---------- Extracted entries ----------
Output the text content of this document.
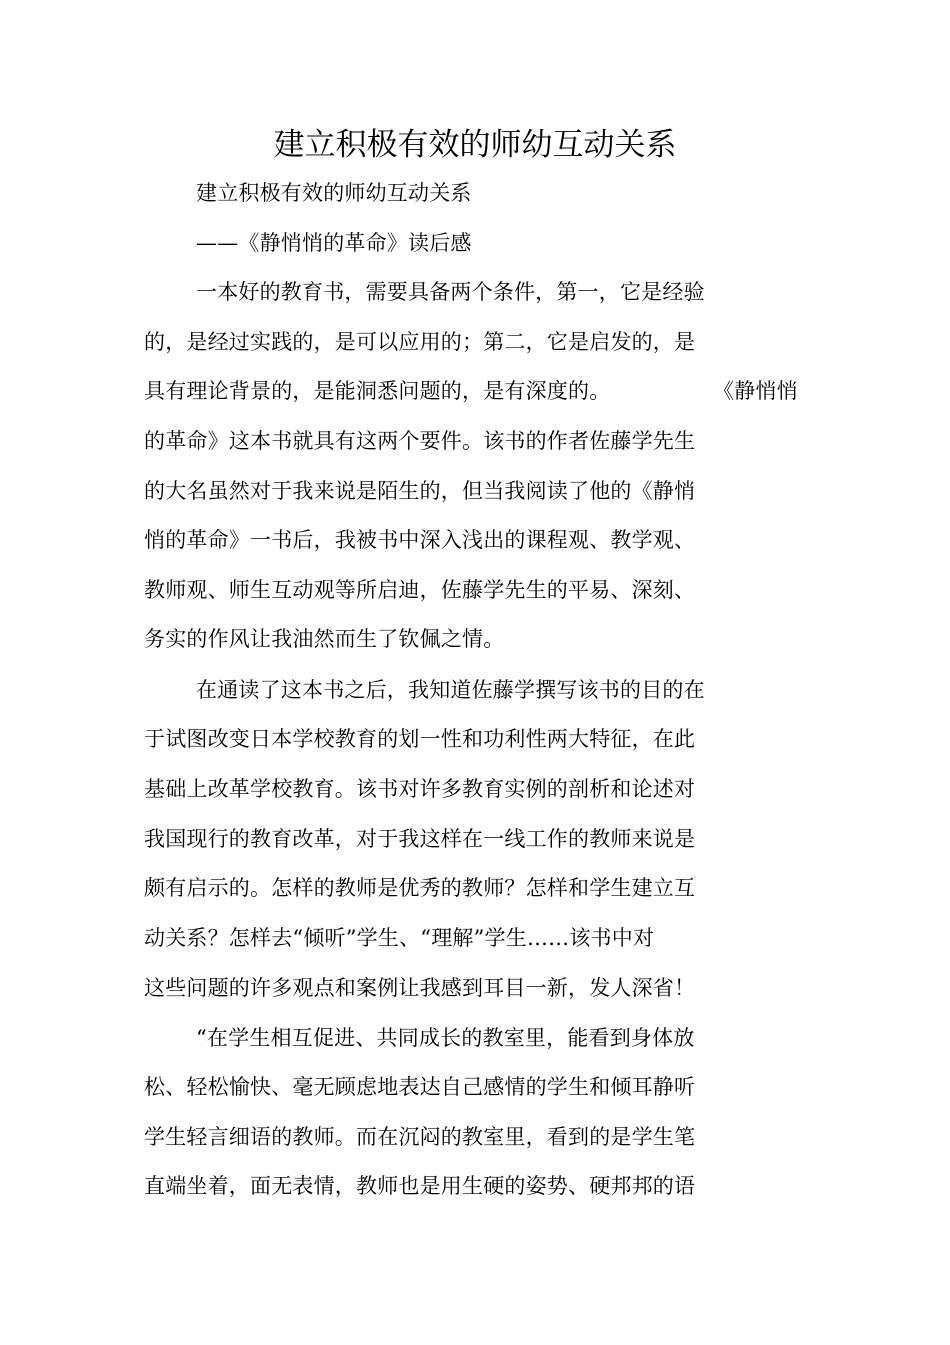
建立积极有效的师幼互动关系
建立积极有效的师幼互动关系
——《静悄悄的革命》读后感
一本好的教育书，需要具备两个条件，第一，它是经验
的，是经过实践的，是可以应用的；第二，它是启发的，是
具有理论背景的，是能洞悉问题的，是有深度的。	《静悄悄
的革命》这本书就具有这两个要件。该书的作者佐藤学先生
的大名虽然对于我来说是陌生的，但当我阅读了他的《静悄
悄的革命》一书后，我被书中深入浅出的课程观、教学观、
教师观、师生互动观等所启迪，佐藤学先生的平易、深刻、
务实的作风让我油然而生了钦佩之情。
在通读了这本书之后，我知道佐藤学撰写该书的目的在
于试图改变日本学校教育的划一性和功利性两大特征，在此
基础上改革学校教育。该书对许多教育实例的剖析和论述对
我国现行的教育改革，对于我这样在一线工作的教师来说是
颇有启示的。怎样的教师是优秀的教师？怎样和学生建立互
动关系？怎样去“倾听”学生、“理解”学生……该书中对
这些问题的许多观点和案例让我感到耳目一新，发人深省！
“在学生相互促进、共同成长的教室里，能看到身体放
松、轻松愉快、毫无顾虑地表达自己感情的学生和倾耳静听
学生轻言细语的教师。而在沉闷的教室里，看到的是学生笔
直端坐着，面无表情，教师也是用生硬的姿势、硬邦邦的语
----------
▶ _Instruction_:
Transcribe all of the records above character for character. Exclude the pictures.

▶ _Reply_:
Output the text content of this document.
建立积极有效的师幼互动关系
建立积极有效的师幼互动关系
——《静悄悄的革命》读后感
一本好的教育书，需要具备两个条件，第一，它是经验
的，是经过实践的，是可以应用的；第二，它是启发的，是
具有理论背景的，是能洞悉问题的，是有深度的。	《静悄悄
的革命》这本书就具有这两个要件。该书的作者佐藤学先生
的大名虽然对于我来说是陌生的，但当我阅读了他的《静悄
悄的革命》一书后，我被书中深入浅出的课程观、教学观、
教师观、师生互动观等所启迪，佐藤学先生的平易、深刻、
务实的作风让我油然而生了钦佩之情。
在通读了这本书之后，我知道佐藤学撰写该书的目的在
于试图改变日本学校教育的划一性和功利性两大特征，在此
基础上改革学校教育。该书对许多教育实例的剖析和论述对
我国现行的教育改革，对于我这样在一线工作的教师来说是
颇有启示的。怎样的教师是优秀的教师？怎样和学生建立互
动关系？怎样去“倾听”学生、“理解”学生……该书中对
这些问题的许多观点和案例让我感到耳目一新，发人深省！
“在学生相互促进、共同成长的教室里，能看到身体放
松、轻松愉快、毫无顾虑地表达自己感情的学生和倾耳静听
学生轻言细语的教师。而在沉闷的教室里，看到的是学生笔
直端坐着，面无表情，教师也是用生硬的姿势、硬邦邦的语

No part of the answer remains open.